>>>
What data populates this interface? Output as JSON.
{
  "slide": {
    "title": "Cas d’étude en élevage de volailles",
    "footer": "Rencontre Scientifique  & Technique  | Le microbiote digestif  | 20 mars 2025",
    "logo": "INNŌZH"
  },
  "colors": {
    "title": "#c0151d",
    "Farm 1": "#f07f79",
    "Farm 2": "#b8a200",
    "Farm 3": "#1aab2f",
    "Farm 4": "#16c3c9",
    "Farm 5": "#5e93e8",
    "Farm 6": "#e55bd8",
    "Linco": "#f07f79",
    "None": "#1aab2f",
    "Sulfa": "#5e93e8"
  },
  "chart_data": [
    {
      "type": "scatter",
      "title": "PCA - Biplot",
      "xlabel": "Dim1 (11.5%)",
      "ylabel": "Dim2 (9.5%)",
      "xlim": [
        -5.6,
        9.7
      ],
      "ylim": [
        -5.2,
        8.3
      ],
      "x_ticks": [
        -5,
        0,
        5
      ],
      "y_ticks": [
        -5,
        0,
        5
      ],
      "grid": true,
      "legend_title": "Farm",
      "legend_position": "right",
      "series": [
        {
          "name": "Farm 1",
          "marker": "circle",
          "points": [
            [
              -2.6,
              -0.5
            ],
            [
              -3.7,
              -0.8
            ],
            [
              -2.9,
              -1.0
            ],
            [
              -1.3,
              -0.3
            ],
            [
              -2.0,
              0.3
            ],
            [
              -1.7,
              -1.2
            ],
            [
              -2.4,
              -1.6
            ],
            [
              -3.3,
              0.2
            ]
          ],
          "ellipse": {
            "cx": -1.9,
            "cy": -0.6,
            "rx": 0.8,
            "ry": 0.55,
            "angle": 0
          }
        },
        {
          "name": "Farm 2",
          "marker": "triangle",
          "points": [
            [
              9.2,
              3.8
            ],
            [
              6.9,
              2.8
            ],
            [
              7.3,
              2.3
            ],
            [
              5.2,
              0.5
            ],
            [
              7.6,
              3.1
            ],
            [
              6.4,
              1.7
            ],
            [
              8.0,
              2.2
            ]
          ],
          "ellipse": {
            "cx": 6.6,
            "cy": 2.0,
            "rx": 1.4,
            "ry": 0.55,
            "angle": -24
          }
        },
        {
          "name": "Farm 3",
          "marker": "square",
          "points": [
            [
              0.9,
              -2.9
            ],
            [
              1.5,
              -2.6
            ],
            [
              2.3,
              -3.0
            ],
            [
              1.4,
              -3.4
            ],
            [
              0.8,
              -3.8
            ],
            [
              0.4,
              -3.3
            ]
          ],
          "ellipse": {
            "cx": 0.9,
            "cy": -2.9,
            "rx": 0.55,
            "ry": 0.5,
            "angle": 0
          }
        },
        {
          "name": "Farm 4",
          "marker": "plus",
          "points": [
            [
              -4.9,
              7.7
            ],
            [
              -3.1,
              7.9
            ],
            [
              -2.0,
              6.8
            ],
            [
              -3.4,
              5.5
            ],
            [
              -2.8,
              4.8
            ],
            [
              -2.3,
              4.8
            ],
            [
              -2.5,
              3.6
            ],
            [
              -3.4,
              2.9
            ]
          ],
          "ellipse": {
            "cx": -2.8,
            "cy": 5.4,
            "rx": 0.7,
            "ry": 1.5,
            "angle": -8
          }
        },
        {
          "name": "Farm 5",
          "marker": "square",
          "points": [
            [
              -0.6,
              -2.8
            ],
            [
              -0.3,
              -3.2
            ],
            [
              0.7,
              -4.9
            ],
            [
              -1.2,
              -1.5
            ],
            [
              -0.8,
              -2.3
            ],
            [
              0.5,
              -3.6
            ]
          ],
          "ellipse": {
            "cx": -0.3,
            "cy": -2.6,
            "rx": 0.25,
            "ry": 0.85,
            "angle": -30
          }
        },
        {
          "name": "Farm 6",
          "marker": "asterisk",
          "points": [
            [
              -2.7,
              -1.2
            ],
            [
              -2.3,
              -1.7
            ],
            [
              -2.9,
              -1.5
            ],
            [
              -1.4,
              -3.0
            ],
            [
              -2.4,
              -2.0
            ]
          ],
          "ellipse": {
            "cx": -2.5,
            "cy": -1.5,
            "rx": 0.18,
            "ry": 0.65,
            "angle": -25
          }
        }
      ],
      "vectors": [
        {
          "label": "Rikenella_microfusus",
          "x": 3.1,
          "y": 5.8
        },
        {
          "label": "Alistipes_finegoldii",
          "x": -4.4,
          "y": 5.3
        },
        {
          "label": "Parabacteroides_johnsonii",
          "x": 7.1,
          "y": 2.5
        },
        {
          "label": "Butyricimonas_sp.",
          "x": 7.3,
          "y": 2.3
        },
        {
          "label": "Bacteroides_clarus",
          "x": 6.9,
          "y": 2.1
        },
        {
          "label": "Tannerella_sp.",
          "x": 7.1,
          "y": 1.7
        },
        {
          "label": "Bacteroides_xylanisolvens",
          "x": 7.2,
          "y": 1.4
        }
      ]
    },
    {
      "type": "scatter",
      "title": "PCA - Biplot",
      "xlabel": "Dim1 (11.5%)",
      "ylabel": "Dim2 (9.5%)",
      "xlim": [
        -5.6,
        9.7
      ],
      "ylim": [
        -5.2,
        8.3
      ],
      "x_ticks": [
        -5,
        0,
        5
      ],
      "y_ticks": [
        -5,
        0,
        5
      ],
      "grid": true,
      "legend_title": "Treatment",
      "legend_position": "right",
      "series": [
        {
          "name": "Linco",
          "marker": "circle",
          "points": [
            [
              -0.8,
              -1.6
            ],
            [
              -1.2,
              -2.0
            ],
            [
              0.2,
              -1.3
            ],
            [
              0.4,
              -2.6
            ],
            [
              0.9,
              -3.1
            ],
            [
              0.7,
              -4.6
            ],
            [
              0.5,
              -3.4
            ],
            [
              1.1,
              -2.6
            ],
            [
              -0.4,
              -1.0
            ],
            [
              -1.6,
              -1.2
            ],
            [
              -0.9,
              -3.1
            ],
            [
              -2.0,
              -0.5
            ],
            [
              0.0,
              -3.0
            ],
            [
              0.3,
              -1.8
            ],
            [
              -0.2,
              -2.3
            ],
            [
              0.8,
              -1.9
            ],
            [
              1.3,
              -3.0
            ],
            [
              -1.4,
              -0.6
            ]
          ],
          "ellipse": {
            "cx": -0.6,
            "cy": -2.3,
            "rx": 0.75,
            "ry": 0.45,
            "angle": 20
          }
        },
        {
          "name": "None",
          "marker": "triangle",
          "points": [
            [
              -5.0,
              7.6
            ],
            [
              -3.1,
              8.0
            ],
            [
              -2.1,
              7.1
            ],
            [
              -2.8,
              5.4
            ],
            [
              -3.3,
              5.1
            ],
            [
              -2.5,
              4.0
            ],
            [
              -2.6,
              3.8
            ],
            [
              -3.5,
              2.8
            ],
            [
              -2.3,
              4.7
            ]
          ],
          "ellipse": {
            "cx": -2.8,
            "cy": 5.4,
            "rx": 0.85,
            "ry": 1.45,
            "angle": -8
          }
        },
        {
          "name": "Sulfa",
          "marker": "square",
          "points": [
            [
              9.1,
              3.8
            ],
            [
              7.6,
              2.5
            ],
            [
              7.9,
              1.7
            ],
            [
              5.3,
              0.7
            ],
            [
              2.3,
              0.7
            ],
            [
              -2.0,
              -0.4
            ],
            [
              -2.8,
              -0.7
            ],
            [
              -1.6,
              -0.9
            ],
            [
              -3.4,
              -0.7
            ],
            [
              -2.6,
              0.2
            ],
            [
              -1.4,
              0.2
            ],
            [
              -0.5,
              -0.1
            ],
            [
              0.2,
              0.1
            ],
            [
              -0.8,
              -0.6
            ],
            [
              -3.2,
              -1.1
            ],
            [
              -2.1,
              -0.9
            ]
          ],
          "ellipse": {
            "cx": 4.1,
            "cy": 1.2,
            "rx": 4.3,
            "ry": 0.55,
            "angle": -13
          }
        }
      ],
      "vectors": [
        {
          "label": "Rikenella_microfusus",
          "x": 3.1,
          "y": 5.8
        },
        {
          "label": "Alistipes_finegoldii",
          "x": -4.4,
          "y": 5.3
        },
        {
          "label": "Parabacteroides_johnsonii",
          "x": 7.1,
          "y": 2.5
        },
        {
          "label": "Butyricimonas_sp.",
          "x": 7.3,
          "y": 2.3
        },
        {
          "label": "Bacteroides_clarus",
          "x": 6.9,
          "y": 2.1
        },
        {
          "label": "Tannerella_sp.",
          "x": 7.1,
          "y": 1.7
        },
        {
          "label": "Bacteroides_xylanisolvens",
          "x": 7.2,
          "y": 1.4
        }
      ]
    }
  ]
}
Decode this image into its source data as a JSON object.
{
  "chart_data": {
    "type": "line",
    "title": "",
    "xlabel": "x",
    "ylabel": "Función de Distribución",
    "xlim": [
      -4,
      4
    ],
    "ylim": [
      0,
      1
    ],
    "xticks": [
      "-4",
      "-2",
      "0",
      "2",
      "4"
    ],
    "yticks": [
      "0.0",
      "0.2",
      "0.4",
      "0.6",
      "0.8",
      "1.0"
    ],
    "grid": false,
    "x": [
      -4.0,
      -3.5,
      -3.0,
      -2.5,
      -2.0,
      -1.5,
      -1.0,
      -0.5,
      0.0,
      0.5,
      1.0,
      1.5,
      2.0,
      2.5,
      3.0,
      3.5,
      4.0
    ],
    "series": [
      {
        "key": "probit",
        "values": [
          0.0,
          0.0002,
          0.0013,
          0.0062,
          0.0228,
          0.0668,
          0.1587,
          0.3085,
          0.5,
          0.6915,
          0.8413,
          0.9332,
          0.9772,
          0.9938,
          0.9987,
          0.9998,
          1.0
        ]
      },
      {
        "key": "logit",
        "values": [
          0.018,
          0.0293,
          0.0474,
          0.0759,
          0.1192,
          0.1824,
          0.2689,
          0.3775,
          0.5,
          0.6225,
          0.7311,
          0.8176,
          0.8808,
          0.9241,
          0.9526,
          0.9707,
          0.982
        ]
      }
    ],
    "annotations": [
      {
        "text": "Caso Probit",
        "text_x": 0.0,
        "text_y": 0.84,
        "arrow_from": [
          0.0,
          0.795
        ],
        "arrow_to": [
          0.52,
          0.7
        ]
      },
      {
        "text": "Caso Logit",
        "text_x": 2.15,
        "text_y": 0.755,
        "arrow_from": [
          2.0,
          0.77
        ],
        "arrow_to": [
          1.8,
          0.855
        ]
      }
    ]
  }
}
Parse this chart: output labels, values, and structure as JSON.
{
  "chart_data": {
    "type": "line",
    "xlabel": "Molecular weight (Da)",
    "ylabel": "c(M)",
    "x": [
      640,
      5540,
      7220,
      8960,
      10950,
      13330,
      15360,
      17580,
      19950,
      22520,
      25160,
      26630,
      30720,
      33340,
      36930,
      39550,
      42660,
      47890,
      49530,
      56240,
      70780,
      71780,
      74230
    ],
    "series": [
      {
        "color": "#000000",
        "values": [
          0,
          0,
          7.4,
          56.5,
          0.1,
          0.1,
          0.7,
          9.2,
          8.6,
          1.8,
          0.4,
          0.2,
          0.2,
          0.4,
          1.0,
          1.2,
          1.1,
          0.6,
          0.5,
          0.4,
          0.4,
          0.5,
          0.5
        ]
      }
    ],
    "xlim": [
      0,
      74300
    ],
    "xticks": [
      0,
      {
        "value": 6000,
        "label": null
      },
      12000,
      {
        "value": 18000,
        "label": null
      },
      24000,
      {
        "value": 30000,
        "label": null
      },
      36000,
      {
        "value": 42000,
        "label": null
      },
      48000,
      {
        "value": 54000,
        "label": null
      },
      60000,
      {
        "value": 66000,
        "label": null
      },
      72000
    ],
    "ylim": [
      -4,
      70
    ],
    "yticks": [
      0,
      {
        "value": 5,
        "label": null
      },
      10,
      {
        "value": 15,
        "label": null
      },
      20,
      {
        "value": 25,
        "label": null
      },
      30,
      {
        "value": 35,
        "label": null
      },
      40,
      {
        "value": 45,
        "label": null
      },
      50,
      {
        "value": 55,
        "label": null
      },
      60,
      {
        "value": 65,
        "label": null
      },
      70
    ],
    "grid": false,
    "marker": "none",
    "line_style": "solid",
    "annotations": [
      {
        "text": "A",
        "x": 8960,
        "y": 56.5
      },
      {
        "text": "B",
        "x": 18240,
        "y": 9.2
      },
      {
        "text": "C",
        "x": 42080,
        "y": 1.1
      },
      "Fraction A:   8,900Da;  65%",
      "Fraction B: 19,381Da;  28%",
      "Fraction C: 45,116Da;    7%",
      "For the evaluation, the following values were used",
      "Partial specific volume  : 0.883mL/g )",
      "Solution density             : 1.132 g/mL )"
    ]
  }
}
<<<
- TASK REQUIREMENTS -
Copy out each line of the listing that holds "xlabel".

- REPLY TO THE TASK -
      "xlabel": "Dim1 (11.5%)",
      "xlabel": "Dim1 (11.5%)",
    "xlabel": "x",
    "xlabel": "Molecular weight (Da)",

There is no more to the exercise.